* Begin *

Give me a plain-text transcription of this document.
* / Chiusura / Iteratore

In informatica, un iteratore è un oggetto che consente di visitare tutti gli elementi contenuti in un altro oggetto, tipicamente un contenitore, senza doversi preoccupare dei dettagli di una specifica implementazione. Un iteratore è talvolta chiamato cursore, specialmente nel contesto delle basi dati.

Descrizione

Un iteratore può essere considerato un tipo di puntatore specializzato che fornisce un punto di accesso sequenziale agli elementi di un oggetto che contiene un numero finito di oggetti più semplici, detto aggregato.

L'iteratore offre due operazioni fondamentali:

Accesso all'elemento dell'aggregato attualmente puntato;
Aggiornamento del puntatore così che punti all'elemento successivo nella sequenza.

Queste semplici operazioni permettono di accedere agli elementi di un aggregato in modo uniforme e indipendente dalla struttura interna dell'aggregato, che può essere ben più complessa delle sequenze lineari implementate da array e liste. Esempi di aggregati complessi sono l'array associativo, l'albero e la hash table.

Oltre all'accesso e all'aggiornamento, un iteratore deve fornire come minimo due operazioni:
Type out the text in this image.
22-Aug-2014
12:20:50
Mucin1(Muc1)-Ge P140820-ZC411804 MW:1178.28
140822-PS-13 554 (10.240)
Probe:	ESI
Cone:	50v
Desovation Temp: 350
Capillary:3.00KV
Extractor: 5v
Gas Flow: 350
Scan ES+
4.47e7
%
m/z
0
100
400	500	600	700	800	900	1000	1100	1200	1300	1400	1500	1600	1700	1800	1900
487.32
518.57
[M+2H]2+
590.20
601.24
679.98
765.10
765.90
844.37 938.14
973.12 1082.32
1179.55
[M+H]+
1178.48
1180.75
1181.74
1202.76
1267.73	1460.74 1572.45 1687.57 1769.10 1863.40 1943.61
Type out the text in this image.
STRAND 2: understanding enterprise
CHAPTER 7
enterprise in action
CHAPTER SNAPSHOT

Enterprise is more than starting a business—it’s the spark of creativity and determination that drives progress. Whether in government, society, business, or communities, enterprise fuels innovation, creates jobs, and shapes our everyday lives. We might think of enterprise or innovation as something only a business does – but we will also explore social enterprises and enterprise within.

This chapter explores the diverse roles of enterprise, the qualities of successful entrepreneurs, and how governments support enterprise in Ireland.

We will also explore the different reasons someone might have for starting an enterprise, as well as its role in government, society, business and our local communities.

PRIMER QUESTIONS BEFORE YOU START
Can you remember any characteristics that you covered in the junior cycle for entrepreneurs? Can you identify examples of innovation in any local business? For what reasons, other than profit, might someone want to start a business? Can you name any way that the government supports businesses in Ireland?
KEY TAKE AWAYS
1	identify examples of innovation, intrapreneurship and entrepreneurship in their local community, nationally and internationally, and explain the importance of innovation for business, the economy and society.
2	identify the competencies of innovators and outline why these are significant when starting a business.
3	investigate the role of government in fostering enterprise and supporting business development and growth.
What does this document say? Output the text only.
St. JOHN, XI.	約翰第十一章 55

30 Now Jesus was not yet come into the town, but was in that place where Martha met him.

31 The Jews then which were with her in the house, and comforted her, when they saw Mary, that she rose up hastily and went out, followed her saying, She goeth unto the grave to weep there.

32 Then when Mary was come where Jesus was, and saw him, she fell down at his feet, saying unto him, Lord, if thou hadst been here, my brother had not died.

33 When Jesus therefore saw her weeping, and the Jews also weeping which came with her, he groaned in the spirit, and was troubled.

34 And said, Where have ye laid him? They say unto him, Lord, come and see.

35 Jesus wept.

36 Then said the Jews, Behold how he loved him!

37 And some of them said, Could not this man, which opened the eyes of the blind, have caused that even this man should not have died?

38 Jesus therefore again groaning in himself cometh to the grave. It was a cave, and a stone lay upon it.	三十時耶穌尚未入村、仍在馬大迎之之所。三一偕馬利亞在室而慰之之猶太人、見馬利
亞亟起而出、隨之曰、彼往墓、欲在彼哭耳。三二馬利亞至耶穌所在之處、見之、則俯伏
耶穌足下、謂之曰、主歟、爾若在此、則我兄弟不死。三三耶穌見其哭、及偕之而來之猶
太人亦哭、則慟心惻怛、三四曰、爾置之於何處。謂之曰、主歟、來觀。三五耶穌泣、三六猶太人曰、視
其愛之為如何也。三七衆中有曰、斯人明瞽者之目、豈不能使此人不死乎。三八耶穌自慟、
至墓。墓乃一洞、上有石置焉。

* End *

Short exercise >> Which lines contain "died"? Show each of them.

Answer to the task >>
32 Then when Mary was come where Jesus was, and saw him, she fell down at his feet, saying unto him, Lord, if thou hadst been here, my brother had not died.
37 And some of them said, Could not this man, which opened the eyes of the blind, have caused that even this man should not have died?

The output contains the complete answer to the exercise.